• **Instructions to follow**:
Collect each line of the records containing the string "Epson".
════════════════════
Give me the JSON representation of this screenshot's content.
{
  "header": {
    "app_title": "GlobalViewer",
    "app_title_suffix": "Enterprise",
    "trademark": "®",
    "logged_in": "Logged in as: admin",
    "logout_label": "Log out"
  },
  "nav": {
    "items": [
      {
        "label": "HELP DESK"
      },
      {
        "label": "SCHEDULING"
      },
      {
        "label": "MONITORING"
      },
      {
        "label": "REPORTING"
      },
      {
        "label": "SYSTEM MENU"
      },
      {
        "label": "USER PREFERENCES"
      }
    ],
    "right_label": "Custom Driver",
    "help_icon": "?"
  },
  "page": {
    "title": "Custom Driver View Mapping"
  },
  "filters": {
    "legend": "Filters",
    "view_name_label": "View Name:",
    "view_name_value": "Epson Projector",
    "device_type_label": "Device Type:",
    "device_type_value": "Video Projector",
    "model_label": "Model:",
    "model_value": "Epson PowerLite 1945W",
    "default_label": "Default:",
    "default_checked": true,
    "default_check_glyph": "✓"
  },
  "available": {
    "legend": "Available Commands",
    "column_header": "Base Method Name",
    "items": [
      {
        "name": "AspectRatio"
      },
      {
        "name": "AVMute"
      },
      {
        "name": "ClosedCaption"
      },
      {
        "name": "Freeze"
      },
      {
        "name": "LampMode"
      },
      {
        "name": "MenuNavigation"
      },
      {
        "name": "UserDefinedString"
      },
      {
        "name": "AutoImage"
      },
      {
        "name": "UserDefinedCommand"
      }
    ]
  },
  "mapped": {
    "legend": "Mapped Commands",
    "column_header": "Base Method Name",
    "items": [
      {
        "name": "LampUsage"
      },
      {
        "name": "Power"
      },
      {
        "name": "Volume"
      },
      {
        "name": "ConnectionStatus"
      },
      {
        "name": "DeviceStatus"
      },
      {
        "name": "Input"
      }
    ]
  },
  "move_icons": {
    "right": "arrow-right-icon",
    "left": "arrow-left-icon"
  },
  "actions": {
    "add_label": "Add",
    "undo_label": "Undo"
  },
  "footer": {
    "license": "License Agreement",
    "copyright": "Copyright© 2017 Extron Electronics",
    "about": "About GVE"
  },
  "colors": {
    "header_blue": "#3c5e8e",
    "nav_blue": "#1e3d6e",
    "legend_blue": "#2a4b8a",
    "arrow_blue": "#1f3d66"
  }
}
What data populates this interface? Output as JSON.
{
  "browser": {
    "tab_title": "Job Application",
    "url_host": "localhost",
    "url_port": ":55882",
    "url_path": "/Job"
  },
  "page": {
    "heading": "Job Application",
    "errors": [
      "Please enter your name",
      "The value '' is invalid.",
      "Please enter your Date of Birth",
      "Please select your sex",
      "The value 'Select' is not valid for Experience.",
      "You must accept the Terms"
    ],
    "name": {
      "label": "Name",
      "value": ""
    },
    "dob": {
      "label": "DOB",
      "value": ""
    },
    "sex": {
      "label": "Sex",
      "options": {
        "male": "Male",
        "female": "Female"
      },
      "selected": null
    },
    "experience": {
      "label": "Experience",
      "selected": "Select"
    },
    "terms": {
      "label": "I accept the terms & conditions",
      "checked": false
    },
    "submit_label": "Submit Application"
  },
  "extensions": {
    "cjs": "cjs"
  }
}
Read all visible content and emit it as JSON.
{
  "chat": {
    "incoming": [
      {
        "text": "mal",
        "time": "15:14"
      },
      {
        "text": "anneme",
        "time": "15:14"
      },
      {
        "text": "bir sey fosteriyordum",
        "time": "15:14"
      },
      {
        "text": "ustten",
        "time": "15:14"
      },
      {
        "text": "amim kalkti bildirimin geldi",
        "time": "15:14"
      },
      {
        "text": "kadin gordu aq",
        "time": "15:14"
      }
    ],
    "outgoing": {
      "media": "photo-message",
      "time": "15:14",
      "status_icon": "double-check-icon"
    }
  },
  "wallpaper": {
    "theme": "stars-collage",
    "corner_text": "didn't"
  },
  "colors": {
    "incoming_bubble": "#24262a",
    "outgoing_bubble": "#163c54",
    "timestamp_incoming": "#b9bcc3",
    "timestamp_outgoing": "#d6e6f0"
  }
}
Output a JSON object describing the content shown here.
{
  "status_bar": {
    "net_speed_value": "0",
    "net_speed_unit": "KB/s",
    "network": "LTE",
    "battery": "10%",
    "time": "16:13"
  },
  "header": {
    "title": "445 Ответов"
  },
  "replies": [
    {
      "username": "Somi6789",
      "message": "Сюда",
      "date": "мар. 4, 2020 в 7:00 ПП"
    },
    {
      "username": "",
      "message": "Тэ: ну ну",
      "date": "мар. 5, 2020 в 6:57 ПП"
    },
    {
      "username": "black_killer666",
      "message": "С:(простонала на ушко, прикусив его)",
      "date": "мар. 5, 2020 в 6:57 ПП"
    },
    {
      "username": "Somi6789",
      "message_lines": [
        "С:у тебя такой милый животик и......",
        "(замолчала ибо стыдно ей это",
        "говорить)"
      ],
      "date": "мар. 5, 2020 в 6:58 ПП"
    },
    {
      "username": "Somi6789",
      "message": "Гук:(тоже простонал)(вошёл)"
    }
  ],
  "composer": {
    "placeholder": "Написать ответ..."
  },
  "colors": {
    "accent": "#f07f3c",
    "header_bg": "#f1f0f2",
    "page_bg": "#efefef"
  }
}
════════════════════
• **Response to this task**:
    "view_name_value": "Epson Projector",
    "model_value": "Epson PowerLite 1945W",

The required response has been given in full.